Data entries:
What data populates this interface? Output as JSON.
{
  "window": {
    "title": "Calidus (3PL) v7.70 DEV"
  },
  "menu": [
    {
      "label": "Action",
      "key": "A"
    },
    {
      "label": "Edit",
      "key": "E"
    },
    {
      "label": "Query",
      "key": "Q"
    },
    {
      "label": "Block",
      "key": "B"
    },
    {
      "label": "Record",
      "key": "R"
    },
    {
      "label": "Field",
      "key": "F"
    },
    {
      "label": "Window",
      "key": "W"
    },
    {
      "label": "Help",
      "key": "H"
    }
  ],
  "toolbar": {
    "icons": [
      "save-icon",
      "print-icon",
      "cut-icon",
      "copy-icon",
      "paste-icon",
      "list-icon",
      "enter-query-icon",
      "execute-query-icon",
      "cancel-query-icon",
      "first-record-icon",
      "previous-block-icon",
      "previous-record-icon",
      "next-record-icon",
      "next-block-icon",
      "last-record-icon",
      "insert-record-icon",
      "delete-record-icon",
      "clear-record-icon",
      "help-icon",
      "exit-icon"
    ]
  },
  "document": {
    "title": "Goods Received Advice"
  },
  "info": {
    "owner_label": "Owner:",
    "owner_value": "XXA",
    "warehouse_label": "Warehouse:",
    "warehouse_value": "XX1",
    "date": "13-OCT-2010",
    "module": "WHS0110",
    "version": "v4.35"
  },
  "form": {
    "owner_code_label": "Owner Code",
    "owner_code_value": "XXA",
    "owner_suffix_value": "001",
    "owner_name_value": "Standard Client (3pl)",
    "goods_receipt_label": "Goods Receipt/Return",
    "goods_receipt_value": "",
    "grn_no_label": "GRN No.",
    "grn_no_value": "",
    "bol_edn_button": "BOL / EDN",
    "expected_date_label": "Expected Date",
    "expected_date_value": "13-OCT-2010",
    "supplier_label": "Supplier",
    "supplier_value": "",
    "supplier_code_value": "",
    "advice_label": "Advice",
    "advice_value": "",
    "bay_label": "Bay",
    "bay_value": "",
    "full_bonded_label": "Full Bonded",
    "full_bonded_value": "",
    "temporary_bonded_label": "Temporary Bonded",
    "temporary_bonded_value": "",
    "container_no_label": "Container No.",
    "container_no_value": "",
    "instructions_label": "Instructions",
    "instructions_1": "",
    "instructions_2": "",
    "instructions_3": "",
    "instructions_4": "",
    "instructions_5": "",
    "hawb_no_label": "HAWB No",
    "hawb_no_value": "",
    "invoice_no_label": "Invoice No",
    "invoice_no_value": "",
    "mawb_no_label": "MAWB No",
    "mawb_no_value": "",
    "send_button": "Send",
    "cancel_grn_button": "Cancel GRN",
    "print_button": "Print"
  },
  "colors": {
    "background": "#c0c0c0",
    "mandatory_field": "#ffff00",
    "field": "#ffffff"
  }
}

Problem details: Restate the data above word for word, please.

Right answer:
What data populates this interface? Output as JSON.
{
  "window": {
    "title": "Calidus (3PL) v7.70 DEV"
  },
  "menu": [
    {
      "label": "Action",
      "key": "A"
    },
    {
      "label": "Edit",
      "key": "E"
    },
    {
      "label": "Query",
      "key": "Q"
    },
    {
      "label": "Block",
      "key": "B"
    },
    {
      "label": "Record",
      "key": "R"
    },
    {
      "label": "Field",
      "key": "F"
    },
    {
      "label": "Window",
      "key": "W"
    },
    {
      "label": "Help",
      "key": "H"
    }
  ],
  "toolbar": {
    "icons": [
      "save-icon",
      "print-icon",
      "cut-icon",
      "copy-icon",
      "paste-icon",
      "list-icon",
      "enter-query-icon",
      "execute-query-icon",
      "cancel-query-icon",
      "first-record-icon",
      "previous-block-icon",
      "previous-record-icon",
      "next-record-icon",
      "next-block-icon",
      "last-record-icon",
      "insert-record-icon",
      "delete-record-icon",
      "clear-record-icon",
      "help-icon",
      "exit-icon"
    ]
  },
  "document": {
    "title": "Goods Received Advice"
  },
  "info": {
    "owner_label": "Owner:",
    "owner_value": "XXA",
    "warehouse_label": "Warehouse:",
    "warehouse_value": "XX1",
    "date": "13-OCT-2010",
    "module": "WHS0110",
    "version": "v4.35"
  },
  "form": {
    "owner_code_label": "Owner Code",
    "owner_code_value": "XXA",
    "owner_suffix_value": "001",
    "owner_name_value": "Standard Client (3pl)",
    "goods_receipt_label": "Goods Receipt/Return",
    "goods_receipt_value": "",
    "grn_no_label": "GRN No.",
    "grn_no_value": "",
    "bol_edn_button": "BOL / EDN",
    "expected_date_label": "Expected Date",
    "expected_date_value": "13-OCT-2010",
    "supplier_label": "Supplier",
    "supplier_value": "",
    "supplier_code_value": "",
    "advice_label": "Advice",
    "advice_value": "",
    "bay_label": "Bay",
    "bay_value": "",
    "full_bonded_label": "Full Bonded",
    "full_bonded_value": "",
    "temporary_bonded_label": "Temporary Bonded",
    "temporary_bonded_value": "",
    "container_no_label": "Container No.",
    "container_no_value": "",
    "instructions_label": "Instructions",
    "instructions_1": "",
    "instructions_2": "",
    "instructions_3": "",
    "instructions_4": "",
    "instructions_5": "",
    "hawb_no_label": "HAWB No",
    "hawb_no_value": "",
    "invoice_no_label": "Invoice No",
    "invoice_no_value": "",
    "mawb_no_label": "MAWB No",
    "mawb_no_value": "",
    "send_button": "Send",
    "cancel_grn_button": "Cancel GRN",
    "print_button": "Print"
  },
  "colors": {
    "background": "#c0c0c0",
    "mandatory_field": "#ffff00",
    "field": "#ffffff"
  }
}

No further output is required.